>> Begin Source

# Portuguese Language Classes for Immigrants?



## pintarroxo (Jun 15, 2012)

I've heard there might be free Portuguese language classes available for immigrants, but one must sign up via the government. Does anyone know about this - what are the requirements, where and how to register?

I'm looking to study Portuguese in Lisboa, but any experience with this would be helpful. Thanks!


----------



## canoeman (Mar 3, 2011)

Every Camara has to run classes but it all depends on numbers and generally it's one class regardless of ability, Lisboa I'm sure will be different start your search at cm-lisboa.pt op


----------



## pintarroxo (Jun 15, 2012)

thanks canoeman! 

now, if i could only read the website 

j/k it's a good lead, i appreciated it!


----------



## canoeman (Mar 3, 2011)

see post in stickies above on how to translate web sites


----------



## siobhanwf (Mar 20, 2009)

pintarroxo said:


> thanks canoeman!
> 
> now, if i could only read the website
> 
> j/k it's a good lead, i appreciated it!


http://www.expatforum.com/expats/po...w-translate-web-pages-portuguese-english.html


----------



## pintarroxo (Jun 15, 2012)

thanks for the tip! but a question...

i started to install the translate thing, but a pop-up said that it would access "my data on all websites" as well as my tabs and browsing activity.

does anyone know exactly what this means? at first glance it doesn't look like something i'd want to happen!


----------



## siobhanwf (Mar 20, 2009)

pintarroxo said:


> thanks for the tip! but a question...

>> End Source

◆ Instructions ◆
a - Reproduce word for word the part of the thread on Portuguese classes that opens with the words containing "# Portuguese Language" and closes with "how to register?".
b - In the thread on Portuguese classes, which website does canoeman say to start the search at for classes in Lisboa?

>> Begin Excerpted records

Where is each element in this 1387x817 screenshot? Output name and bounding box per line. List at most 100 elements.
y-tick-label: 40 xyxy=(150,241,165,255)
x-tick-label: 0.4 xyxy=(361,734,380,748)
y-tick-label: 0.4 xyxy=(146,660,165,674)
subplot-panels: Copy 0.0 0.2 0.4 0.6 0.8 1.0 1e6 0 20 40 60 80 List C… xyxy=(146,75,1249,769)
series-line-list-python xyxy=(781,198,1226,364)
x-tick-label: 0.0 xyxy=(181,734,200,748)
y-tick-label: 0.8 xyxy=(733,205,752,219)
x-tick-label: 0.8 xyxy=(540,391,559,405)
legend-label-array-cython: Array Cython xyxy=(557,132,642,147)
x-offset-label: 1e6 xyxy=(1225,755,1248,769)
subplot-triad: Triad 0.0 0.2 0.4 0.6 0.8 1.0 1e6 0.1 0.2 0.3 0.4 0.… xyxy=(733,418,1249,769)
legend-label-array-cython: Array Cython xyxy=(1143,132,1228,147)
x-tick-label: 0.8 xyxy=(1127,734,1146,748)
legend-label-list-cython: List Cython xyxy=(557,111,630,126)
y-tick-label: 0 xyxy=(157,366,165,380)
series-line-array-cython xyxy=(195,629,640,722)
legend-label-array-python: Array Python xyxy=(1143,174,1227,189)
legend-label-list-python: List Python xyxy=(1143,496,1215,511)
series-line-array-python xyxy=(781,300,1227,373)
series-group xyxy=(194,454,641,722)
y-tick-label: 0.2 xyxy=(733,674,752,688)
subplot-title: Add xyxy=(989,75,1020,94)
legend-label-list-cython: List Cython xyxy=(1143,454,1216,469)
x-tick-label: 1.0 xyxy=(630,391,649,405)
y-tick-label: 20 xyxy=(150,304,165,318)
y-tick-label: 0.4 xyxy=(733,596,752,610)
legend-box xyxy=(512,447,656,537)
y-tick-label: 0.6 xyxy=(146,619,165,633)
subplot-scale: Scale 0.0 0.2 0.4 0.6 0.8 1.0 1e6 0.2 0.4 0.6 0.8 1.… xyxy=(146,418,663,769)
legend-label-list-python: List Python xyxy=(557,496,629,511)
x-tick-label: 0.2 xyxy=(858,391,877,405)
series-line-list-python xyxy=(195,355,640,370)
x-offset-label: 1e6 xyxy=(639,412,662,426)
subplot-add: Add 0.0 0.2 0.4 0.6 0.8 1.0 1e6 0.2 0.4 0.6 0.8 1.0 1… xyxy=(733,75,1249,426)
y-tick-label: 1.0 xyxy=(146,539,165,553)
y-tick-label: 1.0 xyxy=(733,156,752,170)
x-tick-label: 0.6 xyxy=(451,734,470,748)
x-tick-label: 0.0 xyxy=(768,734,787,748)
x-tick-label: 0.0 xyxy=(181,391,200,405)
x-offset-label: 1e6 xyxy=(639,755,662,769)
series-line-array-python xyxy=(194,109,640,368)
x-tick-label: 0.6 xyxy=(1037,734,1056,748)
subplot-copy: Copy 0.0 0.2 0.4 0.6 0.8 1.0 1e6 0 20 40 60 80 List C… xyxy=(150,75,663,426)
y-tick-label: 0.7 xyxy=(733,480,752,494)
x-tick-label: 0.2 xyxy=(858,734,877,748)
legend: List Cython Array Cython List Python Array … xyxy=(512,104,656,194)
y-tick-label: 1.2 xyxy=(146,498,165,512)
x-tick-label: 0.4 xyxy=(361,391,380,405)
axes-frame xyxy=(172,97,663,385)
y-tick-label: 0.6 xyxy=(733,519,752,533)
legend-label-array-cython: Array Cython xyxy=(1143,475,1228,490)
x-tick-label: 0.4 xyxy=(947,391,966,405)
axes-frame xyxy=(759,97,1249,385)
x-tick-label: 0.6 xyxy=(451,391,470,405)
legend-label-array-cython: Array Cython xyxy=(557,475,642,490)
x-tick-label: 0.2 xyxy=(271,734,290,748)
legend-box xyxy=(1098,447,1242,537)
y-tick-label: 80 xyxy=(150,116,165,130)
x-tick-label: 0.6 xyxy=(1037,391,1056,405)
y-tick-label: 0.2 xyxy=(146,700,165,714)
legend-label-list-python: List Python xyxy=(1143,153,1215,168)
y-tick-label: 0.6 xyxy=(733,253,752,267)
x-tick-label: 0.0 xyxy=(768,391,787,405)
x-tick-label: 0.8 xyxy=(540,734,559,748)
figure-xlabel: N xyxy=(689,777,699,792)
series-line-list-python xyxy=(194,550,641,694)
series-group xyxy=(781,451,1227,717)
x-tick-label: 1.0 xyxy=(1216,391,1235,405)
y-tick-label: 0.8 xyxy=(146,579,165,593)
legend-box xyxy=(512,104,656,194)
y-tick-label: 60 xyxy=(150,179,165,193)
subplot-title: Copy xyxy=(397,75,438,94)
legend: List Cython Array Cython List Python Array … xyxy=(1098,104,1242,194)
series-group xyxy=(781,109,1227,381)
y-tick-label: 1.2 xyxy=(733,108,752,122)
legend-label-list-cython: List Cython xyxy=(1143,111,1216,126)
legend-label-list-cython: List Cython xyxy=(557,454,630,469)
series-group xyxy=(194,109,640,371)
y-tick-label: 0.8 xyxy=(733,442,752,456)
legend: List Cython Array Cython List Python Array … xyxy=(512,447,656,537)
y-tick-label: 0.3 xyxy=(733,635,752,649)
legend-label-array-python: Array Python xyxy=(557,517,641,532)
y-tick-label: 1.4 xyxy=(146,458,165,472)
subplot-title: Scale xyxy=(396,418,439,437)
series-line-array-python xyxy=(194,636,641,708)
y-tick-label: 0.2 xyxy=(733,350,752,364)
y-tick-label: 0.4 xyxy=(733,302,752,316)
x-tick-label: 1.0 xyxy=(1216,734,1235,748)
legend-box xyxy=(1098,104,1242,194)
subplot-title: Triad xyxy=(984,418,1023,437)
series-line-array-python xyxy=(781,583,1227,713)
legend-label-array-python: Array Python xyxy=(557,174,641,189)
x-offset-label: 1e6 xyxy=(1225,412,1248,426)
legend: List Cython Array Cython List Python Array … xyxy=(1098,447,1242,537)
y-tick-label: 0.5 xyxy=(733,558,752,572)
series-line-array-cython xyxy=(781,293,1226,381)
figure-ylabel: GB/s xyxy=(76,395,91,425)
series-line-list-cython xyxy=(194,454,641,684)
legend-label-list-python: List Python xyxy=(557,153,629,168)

>> End Excerpted records

◆ Replies ◆
a -
# Portuguese Language Classes for Immigrants?



## pintarroxo (Jun 15, 2012)

I've heard there might be free Portuguese language classes available for immigrants, but one must sign up via the government. Does anyone know about this - what are the requirements, where and how to register?

b - cm-lisboa.pt